▸ **EXERCISE OBJECTIVE**
Look for the word "Jean" in each line and report the count of matching lines, with nothing added.

Stored entries:
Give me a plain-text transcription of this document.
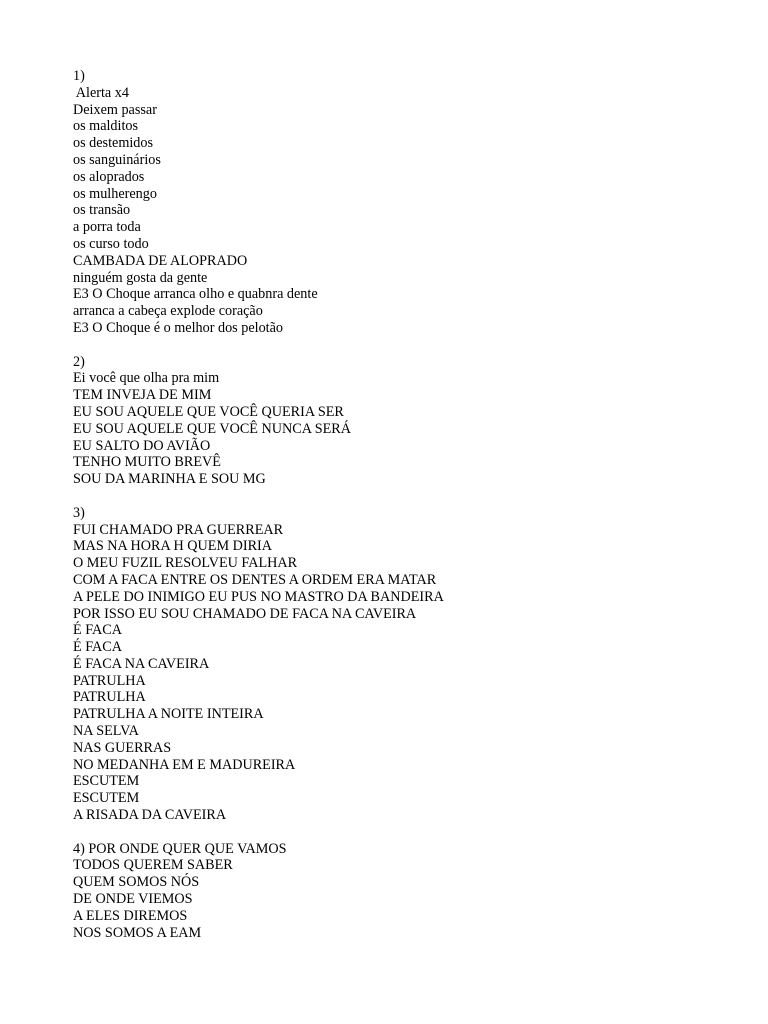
1)
Alerta x4
Deixem passar
os malditos
os destemidos
os sanguinários
os aloprados
os mulherengo
os transão
a porra toda
os curso todo
CAMBADA DE ALOPRADO
ninguém gosta da gente
E3 O Choque arranca olho e quabnra dente
arranca a cabeça explode coração
E3 O Choque é o melhor dos pelotão
2)
Ei você que olha pra mim
TEM INVEJA DE MIM
EU SOU AQUELE QUE VOCÊ QUERIA SER
EU SOU AQUELE QUE VOCÊ NUNCA SERÁ
EU SALTO DO AVIÃO
TENHO MUITO BREVÊ
SOU DA MARINHA E SOU MG
3)
FUI CHAMADO PRA GUERREAR
MAS NA HORA H QUEM DIRIA
O MEU FUZIL RESOLVEU FALHAR
COM A FACA ENTRE OS DENTES A ORDEM ERA MATAR
A PELE DO INIMIGO EU PUS NO MASTRO DA BANDEIRA
POR ISSO EU SOU CHAMADO DE FACA NA CAVEIRA
É FACA
É FACA
É FACA NA CAVEIRA
PATRULHA
PATRULHA
PATRULHA A NOITE INTEIRA
NA SELVA
NAS GUERRAS
NO MEDANHA EM E MADUREIRA
ESCUTEM
ESCUTEM
A RISADA DA CAVEIRA
4) POR ONDE QUER QUE VAMOS
TODOS QUEREM SABER
QUEM SOMOS NÓS
DE ONDE VIEMOS
A ELES DIREMOS
NOS SOMOS A EAM
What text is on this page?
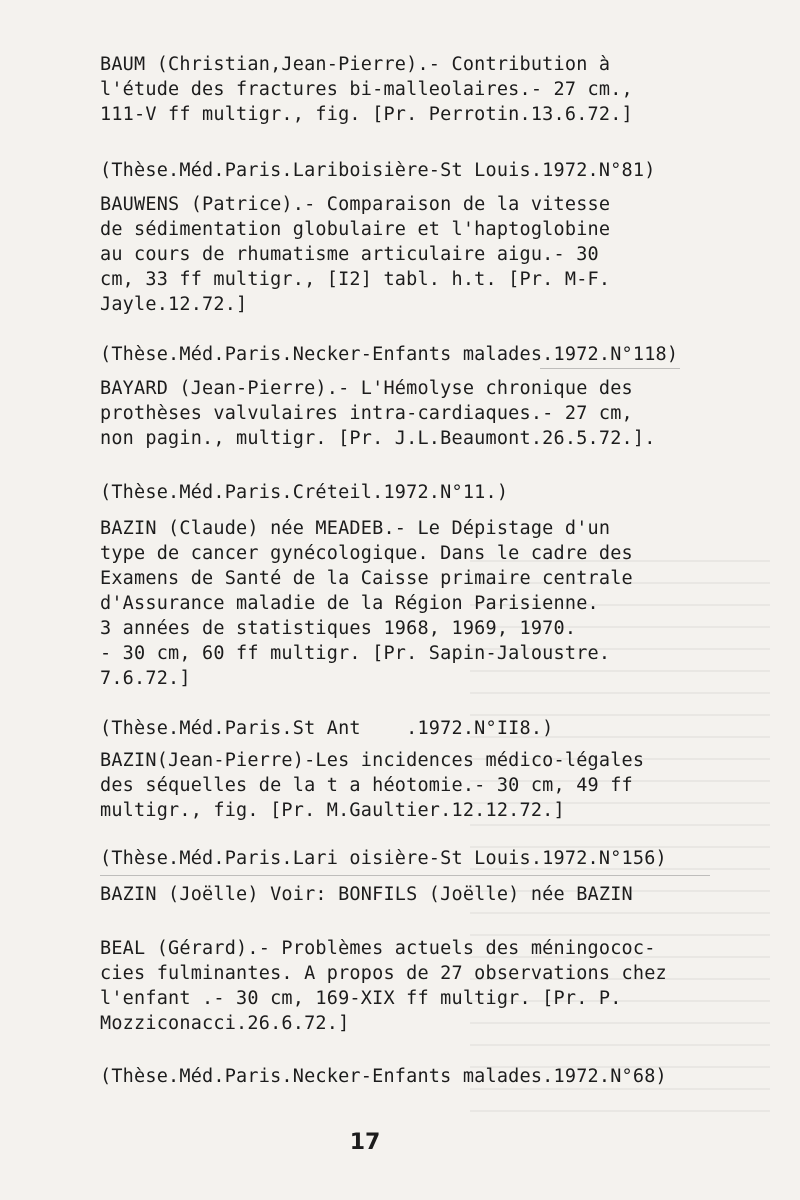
BAUM (Christian,Jean-Pierre).- Contribution à
l'étude des fractures bi-malleolaires.- 27 cm.,
111-V ff multigr., fig. [Pr. Perrotin.13.6.72.]
(Thèse.Méd.Paris.Lariboisière-St Louis.1972.N°81)
BAUWENS (Patrice).- Comparaison de la vitesse
de sédimentation globulaire et l'haptoglobine
au cours de rhumatisme articulaire aigu.- 30
cm, 33 ff multigr., [I2] tabl. h.t. [Pr. M-F.
Jayle.12.72.]
(Thèse.Méd.Paris.Necker-Enfants malades.1972.N°118)
BAYARD (Jean-Pierre).- L'Hémolyse chronique des
prothèses valvulaires intra-cardiaques.- 27 cm,
non pagin., multigr. [Pr. J.L.Beaumont.26.5.72.].
(Thèse.Méd.Paris.Créteil.1972.N°11.)
BAZIN (Claude) née MEADEB.- Le Dépistage d'un
type de cancer gynécologique. Dans le cadre des
Examens de Santé de la Caisse primaire centrale
d'Assurance maladie de la Région Parisienne.
3 années de statistiques 1968, 1969, 1970.
- 30 cm, 60 ff multigr. [Pr. Sapin-Jaloustre.
7.6.72.]
(Thèse.Méd.Paris.St Ant    .1972.N°II8.)
BAZIN(Jean-Pierre)-Les incidences médico-légales
des séquelles de la t a héotomie.- 30 cm, 49 ff
multigr., fig. [Pr. M.Gaultier.12.12.72.]
(Thèse.Méd.Paris.Lari oisière-St Louis.1972.N°156)
BAZIN (Joëlle) Voir: BONFILS (Joëlle) née BAZIN
BEAL (Gérard).- Problèmes actuels des méningococ-
cies fulminantes. A propos de 27 observations chez
l'enfant .- 30 cm, 169-XIX ff multigr. [Pr. P.
Mozziconacci.26.6.72.]
(Thèse.Méd.Paris.Necker-Enfants malades.1972.N°68)
17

▸ **EXERCISE RESULT**
3